◆ What the exercise asks
Emit the data below verbatim, stripping out any pictures.

◆ Exercise input
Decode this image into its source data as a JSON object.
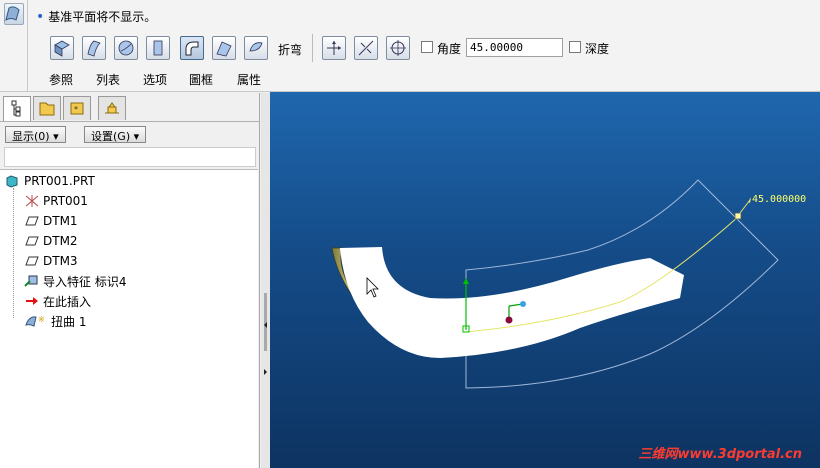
{
  "dashboard": {
    "message": "基准平面将不显示。",
    "fold_label": "折弯",
    "angle_label": "角度",
    "angle_value": "45.00000",
    "depth_label": "深度",
    "tabs": [
      "参照",
      "列表",
      "选项",
      "圖框",
      "属性"
    ]
  },
  "panel": {
    "show_button": "显示(0) ▾",
    "settings_button": "设置(G) ▾"
  },
  "tree": {
    "items": [
      {
        "label": "PRT001.PRT"
      },
      {
        "label": "PRT001"
      },
      {
        "label": "DTM1"
      },
      {
        "label": "DTM2"
      },
      {
        "label": "DTM3"
      },
      {
        "label": "导入特征 标识4"
      },
      {
        "label": "在此插入"
      },
      {
        "label": "扭曲 1"
      }
    ]
  },
  "viewport": {
    "dimension_label": "45.000000",
    "watermark": "三维网www.3dportal.cn"
  },
  "colors": {
    "viewport_top": "#1f67ae",
    "viewport_bottom": "#0d3361",
    "outline": "#9fb7d9",
    "green_axis": "#00c000",
    "yellow_curve": "#e6e66a",
    "watermark": "#ff3b2f"
  }
}
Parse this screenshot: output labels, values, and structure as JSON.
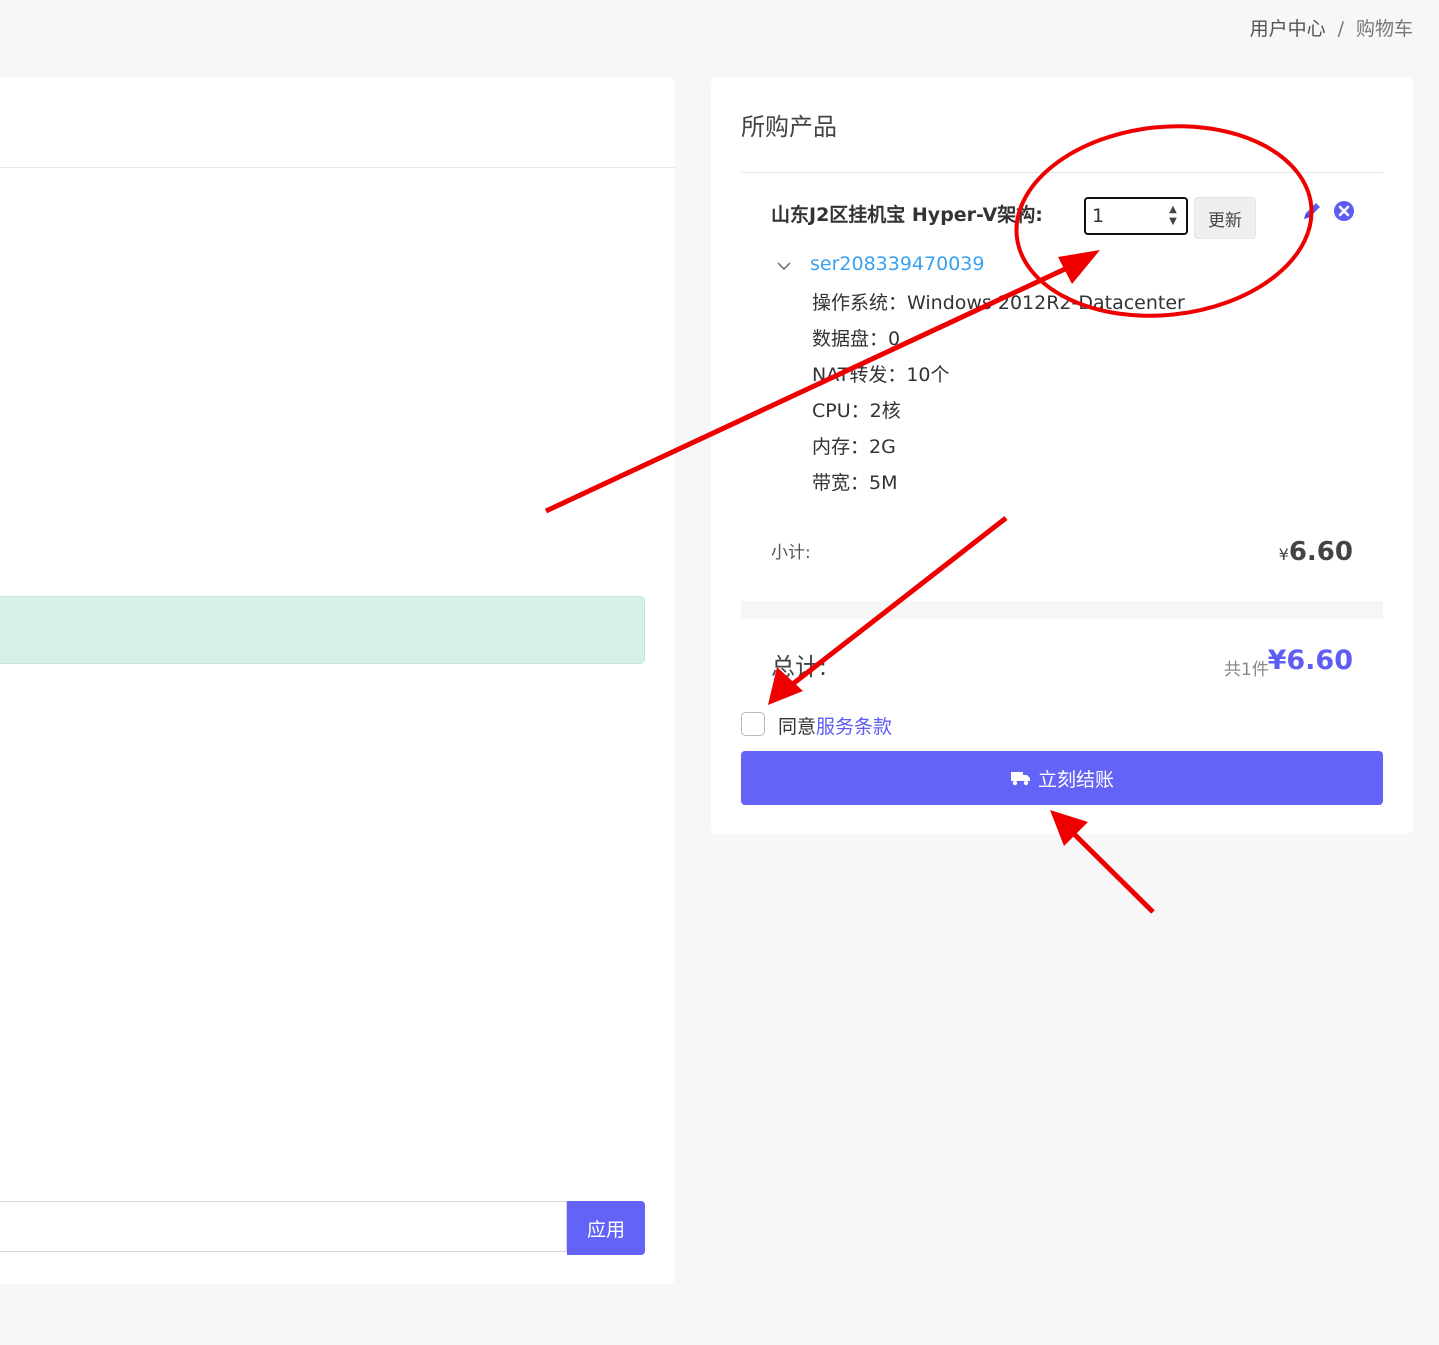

◆ Solution to this problem
Decode this image into its source data as a JSON object.
{
  "dashboard": {
    "message": "基准平面将不显示。",
    "fold_label": "折弯",
    "angle_label": "角度",
    "angle_value": "45.00000",
    "depth_label": "深度",
    "tabs": [
      "参照",
      "列表",
      "选项",
      "圖框",
      "属性"
    ]
  },
  "panel": {
    "show_button": "显示(0) ▾",
    "settings_button": "设置(G) ▾"
  },
  "tree": {
    "items": [
      {
        "label": "PRT001.PRT"
      },
      {
        "label": "PRT001"
      },
      {
        "label": "DTM1"
      },
      {
        "label": "DTM2"
      },
      {
        "label": "DTM3"
      },
      {
        "label": "导入特征 标识4"
      },
      {
        "label": "在此插入"
      },
      {
        "label": "扭曲 1"
      }
    ]
  },
  "viewport": {
    "dimension_label": "45.000000",
    "watermark": "三维网www.3dportal.cn"
  },
  "colors": {
    "viewport_top": "#1f67ae",
    "viewport_bottom": "#0d3361",
    "outline": "#9fb7d9",
    "green_axis": "#00c000",
    "yellow_curve": "#e6e66a",
    "watermark": "#ff3b2f"
  }
}
Parse this screenshot: output labels, values, and structure as JSON.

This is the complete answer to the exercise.